--- What to do ---
Copy the entries below exactly. Images do not belong in the copy.

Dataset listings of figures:
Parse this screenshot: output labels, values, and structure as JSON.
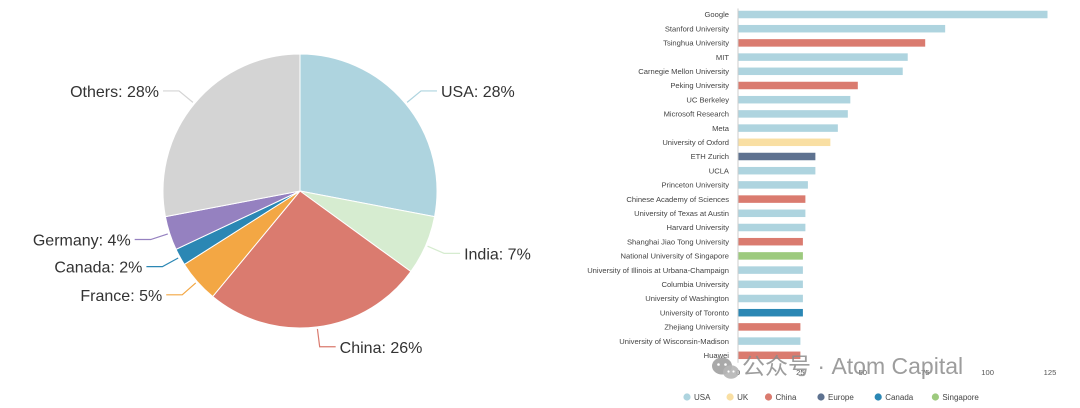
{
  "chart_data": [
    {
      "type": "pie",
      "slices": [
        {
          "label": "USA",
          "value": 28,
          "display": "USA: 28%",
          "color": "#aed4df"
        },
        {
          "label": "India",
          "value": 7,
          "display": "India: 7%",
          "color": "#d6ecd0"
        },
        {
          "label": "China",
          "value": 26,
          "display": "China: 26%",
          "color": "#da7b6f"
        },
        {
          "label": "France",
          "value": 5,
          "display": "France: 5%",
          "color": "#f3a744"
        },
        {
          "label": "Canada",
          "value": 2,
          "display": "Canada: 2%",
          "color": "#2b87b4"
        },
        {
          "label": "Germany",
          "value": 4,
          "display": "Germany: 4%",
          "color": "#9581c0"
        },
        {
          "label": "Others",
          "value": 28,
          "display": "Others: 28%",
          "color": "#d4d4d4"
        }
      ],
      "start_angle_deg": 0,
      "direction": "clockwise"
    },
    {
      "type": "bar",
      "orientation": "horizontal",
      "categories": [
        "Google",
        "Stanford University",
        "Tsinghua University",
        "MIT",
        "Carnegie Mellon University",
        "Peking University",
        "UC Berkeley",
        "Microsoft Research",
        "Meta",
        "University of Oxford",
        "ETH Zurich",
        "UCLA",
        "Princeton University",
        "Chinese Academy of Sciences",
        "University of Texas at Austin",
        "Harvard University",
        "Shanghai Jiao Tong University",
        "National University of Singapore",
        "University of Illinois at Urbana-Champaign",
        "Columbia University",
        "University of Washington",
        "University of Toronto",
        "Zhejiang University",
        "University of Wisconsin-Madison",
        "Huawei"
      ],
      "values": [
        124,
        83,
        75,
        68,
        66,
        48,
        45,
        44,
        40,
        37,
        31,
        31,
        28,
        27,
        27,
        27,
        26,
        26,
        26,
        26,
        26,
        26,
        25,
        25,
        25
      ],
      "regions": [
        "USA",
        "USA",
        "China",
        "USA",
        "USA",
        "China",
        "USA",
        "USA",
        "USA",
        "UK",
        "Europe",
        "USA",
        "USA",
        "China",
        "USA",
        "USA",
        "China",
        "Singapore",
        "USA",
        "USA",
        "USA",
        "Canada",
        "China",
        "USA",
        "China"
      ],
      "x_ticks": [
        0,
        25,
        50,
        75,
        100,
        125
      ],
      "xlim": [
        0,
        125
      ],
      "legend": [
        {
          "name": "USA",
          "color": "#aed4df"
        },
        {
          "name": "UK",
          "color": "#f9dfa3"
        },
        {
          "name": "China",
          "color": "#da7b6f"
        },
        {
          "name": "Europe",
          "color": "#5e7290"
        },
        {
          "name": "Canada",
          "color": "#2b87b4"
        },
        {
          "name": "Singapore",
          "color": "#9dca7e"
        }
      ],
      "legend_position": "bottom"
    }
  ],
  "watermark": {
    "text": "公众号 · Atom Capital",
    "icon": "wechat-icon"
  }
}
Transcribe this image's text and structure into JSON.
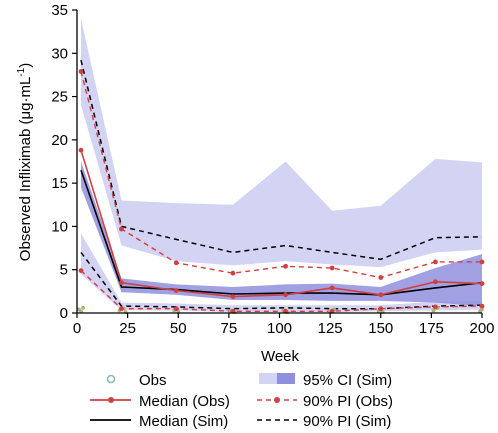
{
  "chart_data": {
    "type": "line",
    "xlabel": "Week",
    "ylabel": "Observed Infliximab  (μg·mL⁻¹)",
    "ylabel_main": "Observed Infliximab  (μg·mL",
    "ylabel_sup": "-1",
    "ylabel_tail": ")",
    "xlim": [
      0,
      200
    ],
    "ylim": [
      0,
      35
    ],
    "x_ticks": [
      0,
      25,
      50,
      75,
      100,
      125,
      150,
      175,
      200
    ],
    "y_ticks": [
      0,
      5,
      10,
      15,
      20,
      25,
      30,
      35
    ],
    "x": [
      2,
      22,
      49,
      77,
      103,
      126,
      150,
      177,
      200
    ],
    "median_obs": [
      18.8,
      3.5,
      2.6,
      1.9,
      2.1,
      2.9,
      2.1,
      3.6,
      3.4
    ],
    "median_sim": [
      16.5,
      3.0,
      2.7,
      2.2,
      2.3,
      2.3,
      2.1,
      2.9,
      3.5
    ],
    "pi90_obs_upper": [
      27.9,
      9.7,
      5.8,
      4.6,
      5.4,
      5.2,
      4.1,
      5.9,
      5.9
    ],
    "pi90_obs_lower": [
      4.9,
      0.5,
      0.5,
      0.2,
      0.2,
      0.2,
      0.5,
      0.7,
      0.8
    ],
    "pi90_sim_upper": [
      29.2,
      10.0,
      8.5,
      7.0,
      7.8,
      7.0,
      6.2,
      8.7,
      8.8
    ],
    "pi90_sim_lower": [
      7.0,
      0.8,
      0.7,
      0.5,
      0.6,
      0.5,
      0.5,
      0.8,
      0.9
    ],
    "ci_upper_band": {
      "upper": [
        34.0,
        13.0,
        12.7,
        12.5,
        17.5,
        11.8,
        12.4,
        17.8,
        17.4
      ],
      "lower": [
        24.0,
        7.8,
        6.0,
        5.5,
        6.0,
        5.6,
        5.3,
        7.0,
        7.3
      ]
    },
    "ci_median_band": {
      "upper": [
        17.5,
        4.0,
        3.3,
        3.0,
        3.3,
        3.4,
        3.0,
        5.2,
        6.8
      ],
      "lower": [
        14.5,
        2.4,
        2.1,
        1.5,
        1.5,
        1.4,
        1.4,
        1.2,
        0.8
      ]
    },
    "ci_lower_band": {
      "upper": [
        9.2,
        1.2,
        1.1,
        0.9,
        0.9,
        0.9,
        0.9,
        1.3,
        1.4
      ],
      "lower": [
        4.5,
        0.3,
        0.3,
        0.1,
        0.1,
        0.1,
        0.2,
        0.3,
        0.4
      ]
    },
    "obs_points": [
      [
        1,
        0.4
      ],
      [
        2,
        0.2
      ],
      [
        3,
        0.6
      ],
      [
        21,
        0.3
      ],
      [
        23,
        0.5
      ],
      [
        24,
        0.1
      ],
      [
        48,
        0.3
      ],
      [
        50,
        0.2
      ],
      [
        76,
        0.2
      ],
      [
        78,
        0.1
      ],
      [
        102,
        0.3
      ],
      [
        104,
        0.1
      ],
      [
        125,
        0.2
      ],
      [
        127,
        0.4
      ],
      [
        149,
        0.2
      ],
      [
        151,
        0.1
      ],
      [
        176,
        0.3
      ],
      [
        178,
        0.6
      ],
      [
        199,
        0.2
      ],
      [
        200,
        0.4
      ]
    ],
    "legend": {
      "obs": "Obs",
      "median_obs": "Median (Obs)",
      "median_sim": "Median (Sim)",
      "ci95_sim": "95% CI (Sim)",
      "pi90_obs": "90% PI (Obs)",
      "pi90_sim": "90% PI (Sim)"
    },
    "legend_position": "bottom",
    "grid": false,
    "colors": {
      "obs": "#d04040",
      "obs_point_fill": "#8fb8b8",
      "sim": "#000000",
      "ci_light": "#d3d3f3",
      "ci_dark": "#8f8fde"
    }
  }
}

--- Complete response ---
Parse this screenshot: output labels, values, and structure as JSON.
{
  "chart_data": [
    {
      "type": "pie",
      "slices": [
        {
          "label": "USA",
          "value": 28,
          "display": "USA: 28%",
          "color": "#aed4df"
        },
        {
          "label": "India",
          "value": 7,
          "display": "India: 7%",
          "color": "#d6ecd0"
        },
        {
          "label": "China",
          "value": 26,
          "display": "China: 26%",
          "color": "#da7b6f"
        },
        {
          "label": "France",
          "value": 5,
          "display": "France: 5%",
          "color": "#f3a744"
        },
        {
          "label": "Canada",
          "value": 2,
          "display": "Canada: 2%",
          "color": "#2b87b4"
        },
        {
          "label": "Germany",
          "value": 4,
          "display": "Germany: 4%",
          "color": "#9581c0"
        },
        {
          "label": "Others",
          "value": 28,
          "display": "Others: 28%",
          "color": "#d4d4d4"
        }
      ],
      "start_angle_deg": 0,
      "direction": "clockwise"
    },
    {
      "type": "bar",
      "orientation": "horizontal",
      "categories": [
        "Google",
        "Stanford University",
        "Tsinghua University",
        "MIT",
        "Carnegie Mellon University",
        "Peking University",
        "UC Berkeley",
        "Microsoft Research",
        "Meta",
        "University of Oxford",
        "ETH Zurich",
        "UCLA",
        "Princeton University",
        "Chinese Academy of Sciences",
        "University of Texas at Austin",
        "Harvard University",
        "Shanghai Jiao Tong University",
        "National University of Singapore",
        "University of Illinois at Urbana-Champaign",
        "Columbia University",
        "University of Washington",
        "University of Toronto",
        "Zhejiang University",
        "University of Wisconsin-Madison",
        "Huawei"
      ],
      "values": [
        124,
        83,
        75,
        68,
        66,
        48,
        45,
        44,
        40,
        37,
        31,
        31,
        28,
        27,
        27,
        27,
        26,
        26,
        26,
        26,
        26,
        26,
        25,
        25,
        25
      ],
      "regions": [
        "USA",
        "USA",
        "China",
        "USA",
        "USA",
        "China",
        "USA",
        "USA",
        "USA",
        "UK",
        "Europe",
        "USA",
        "USA",
        "China",
        "USA",
        "USA",
        "China",
        "Singapore",
        "USA",
        "USA",
        "USA",
        "Canada",
        "China",
        "USA",
        "China"
      ],
      "x_ticks": [
        0,
        25,
        50,
        75,
        100,
        125
      ],
      "xlim": [
        0,
        125
      ],
      "legend": [
        {
          "name": "USA",
          "color": "#aed4df"
        },
        {
          "name": "UK",
          "color": "#f9dfa3"
        },
        {
          "name": "China",
          "color": "#da7b6f"
        },
        {
          "name": "Europe",
          "color": "#5e7290"
        },
        {
          "name": "Canada",
          "color": "#2b87b4"
        },
        {
          "name": "Singapore",
          "color": "#9dca7e"
        }
      ],
      "legend_position": "bottom"
    }
  ],
  "watermark": {
    "text": "公众号 · Atom Capital",
    "icon": "wechat-icon"
  }
}
Transcribe this image's text and structure into JSON.
{
  "chart_data": {
    "type": "line",
    "xlabel": "Week",
    "ylabel": "Observed Infliximab  (μg·mL⁻¹)",
    "ylabel_main": "Observed Infliximab  (μg·mL",
    "ylabel_sup": "-1",
    "ylabel_tail": ")",
    "xlim": [
      0,
      200
    ],
    "ylim": [
      0,
      35
    ],
    "x_ticks": [
      0,
      25,
      50,
      75,
      100,
      125,
      150,
      175,
      200
    ],
    "y_ticks": [
      0,
      5,
      10,
      15,
      20,
      25,
      30,
      35
    ],
    "x": [
      2,
      22,
      49,
      77,
      103,
      126,
      150,
      177,
      200
    ],
    "median_obs": [
      18.8,
      3.5,
      2.6,
      1.9,
      2.1,
      2.9,
      2.1,
      3.6,
      3.4
    ],
    "median_sim": [
      16.5,
      3.0,
      2.7,
      2.2,
      2.3,
      2.3,
      2.1,
      2.9,
      3.5
    ],
    "pi90_obs_upper": [
      27.9,
      9.7,
      5.8,
      4.6,
      5.4,
      5.2,
      4.1,
      5.9,
      5.9
    ],
    "pi90_obs_lower": [
      4.9,
      0.5,
      0.5,
      0.2,
      0.2,
      0.2,
      0.5,
      0.7,
      0.8
    ],
    "pi90_sim_upper": [
      29.2,
      10.0,
      8.5,
      7.0,
      7.8,
      7.0,
      6.2,
      8.7,
      8.8
    ],
    "pi90_sim_lower": [
      7.0,
      0.8,
      0.7,
      0.5,
      0.6,
      0.5,
      0.5,
      0.8,
      0.9
    ],
    "ci_upper_band": {
      "upper": [
        34.0,
        13.0,
        12.7,
        12.5,
        17.5,
        11.8,
        12.4,
        17.8,
        17.4
      ],
      "lower": [
        24.0,
        7.8,
        6.0,
        5.5,
        6.0,
        5.6,
        5.3,
        7.0,
        7.3
      ]
    },
    "ci_median_band": {
      "upper": [
        17.5,
        4.0,
        3.3,
        3.0,
        3.3,
        3.4,
        3.0,
        5.2,
        6.8
      ],
      "lower": [
        14.5,
        2.4,
        2.1,
        1.5,
        1.5,
        1.4,
        1.4,
        1.2,
        0.8
      ]
    },
    "ci_lower_band": {
      "upper": [
        9.2,
        1.2,
        1.1,
        0.9,
        0.9,
        0.9,
        0.9,
        1.3,
        1.4
      ],
      "lower": [
        4.5,
        0.3,
        0.3,
        0.1,
        0.1,
        0.1,
        0.2,
        0.3,
        0.4
      ]
    },
    "obs_points": [
      [
        1,
        0.4
      ],
      [
        2,
        0.2
      ],
      [
        3,
        0.6
      ],
      [
        21,
        0.3
      ],
      [
        23,
        0.5
      ],
      [
        24,
        0.1
      ],
      [
        48,
        0.3
      ],
      [
        50,
        0.2
      ],
      [
        76,
        0.2
      ],
      [
        78,
        0.1
      ],
      [
        102,
        0.3
      ],
      [
        104,
        0.1
      ],
      [
        125,
        0.2
      ],
      [
        127,
        0.4
      ],
      [
        149,
        0.2
      ],
      [
        151,
        0.1
      ],
      [
        176,
        0.3
      ],
      [
        178,
        0.6
      ],
      [
        199,
        0.2
      ],
      [
        200,
        0.4
      ]
    ],
    "legend": {
      "obs": "Obs",
      "median_obs": "Median (Obs)",
      "median_sim": "Median (Sim)",
      "ci95_sim": "95% CI (Sim)",
      "pi90_obs": "90% PI (Obs)",
      "pi90_sim": "90% PI (Sim)"
    },
    "legend_position": "bottom",
    "grid": false,
    "colors": {
      "obs": "#d04040",
      "obs_point_fill": "#8fb8b8",
      "sim": "#000000",
      "ci_light": "#d3d3f3",
      "ci_dark": "#8f8fde"
    }
  }
}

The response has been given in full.